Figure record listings
▬▬▬▬▬▬▬▬▬▬
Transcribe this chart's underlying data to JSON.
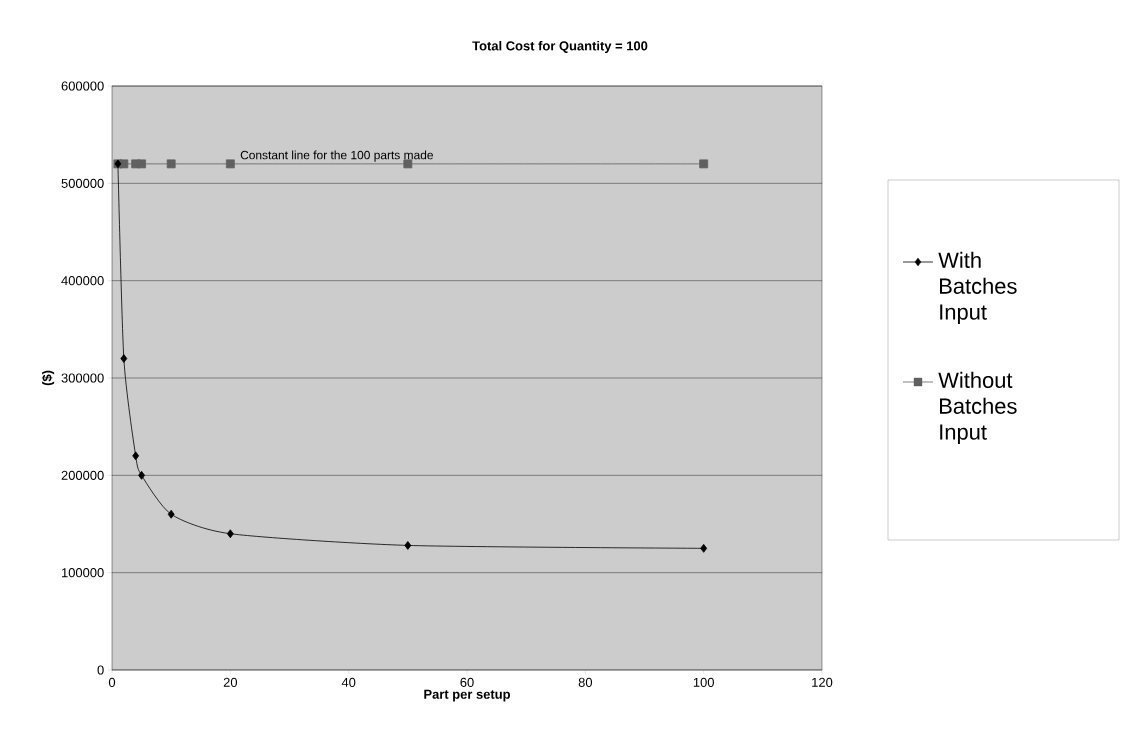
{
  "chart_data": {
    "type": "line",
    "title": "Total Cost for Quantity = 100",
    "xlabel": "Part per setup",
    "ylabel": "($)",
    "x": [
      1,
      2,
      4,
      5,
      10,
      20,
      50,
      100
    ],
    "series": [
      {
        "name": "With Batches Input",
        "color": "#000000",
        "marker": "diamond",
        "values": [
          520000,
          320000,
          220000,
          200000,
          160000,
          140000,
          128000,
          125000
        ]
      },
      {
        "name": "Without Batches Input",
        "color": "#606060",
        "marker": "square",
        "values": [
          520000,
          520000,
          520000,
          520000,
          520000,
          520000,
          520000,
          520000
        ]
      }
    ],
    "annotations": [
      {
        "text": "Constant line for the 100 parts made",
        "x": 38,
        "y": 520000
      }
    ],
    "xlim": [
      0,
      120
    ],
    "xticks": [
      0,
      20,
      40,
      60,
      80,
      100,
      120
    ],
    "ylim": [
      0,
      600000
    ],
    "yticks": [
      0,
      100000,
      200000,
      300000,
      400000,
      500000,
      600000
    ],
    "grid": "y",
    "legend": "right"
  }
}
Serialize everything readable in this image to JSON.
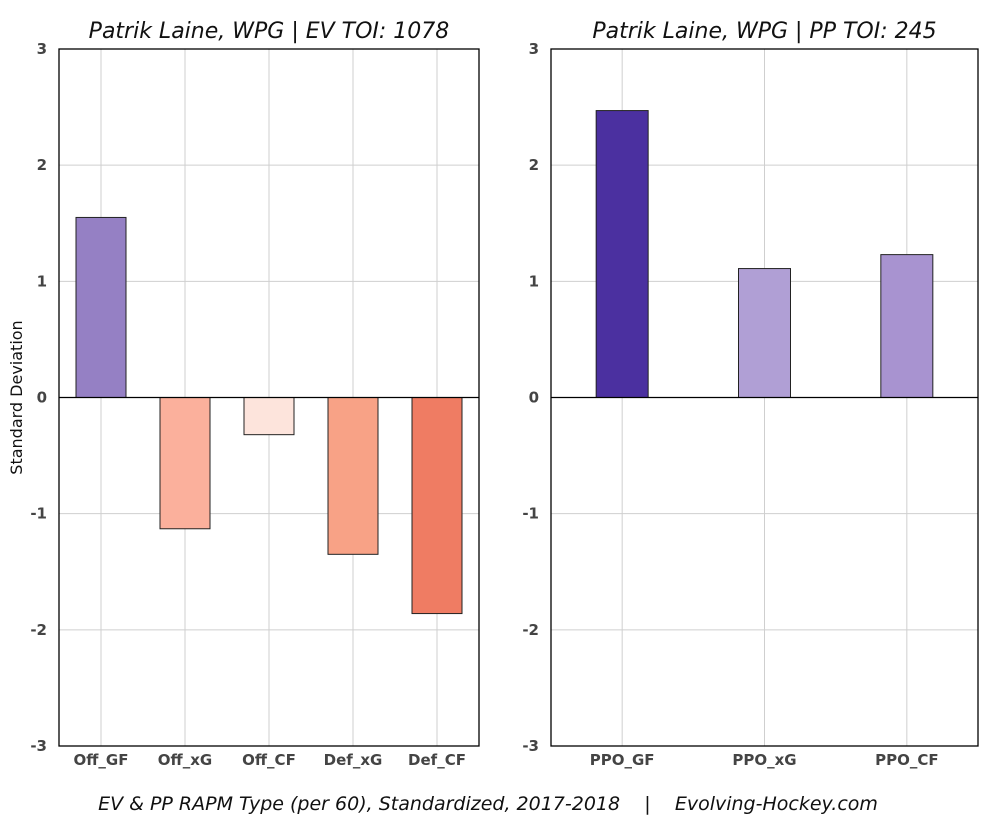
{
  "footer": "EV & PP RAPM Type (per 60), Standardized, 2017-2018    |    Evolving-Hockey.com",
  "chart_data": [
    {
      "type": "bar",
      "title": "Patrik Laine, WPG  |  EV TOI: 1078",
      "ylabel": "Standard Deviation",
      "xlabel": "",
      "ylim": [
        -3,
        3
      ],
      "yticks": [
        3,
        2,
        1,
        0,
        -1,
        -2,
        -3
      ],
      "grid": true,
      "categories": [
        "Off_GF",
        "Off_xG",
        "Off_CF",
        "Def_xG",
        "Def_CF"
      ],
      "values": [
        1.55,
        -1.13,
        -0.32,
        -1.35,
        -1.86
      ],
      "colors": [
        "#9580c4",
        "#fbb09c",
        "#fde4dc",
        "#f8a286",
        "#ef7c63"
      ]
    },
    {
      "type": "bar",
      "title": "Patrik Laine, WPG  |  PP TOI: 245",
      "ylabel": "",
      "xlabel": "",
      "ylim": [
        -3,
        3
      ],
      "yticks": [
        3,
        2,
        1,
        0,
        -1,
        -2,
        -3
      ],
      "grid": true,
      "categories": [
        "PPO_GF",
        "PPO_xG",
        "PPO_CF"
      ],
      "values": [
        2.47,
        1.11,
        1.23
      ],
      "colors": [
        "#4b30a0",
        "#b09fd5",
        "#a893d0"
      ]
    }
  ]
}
▬▬▬▬▬▬▬▬▬▬
• _Work to be completed_
Only the number is wanted: how many lines of these entries contain the string "name"?

• _Complete answer_
2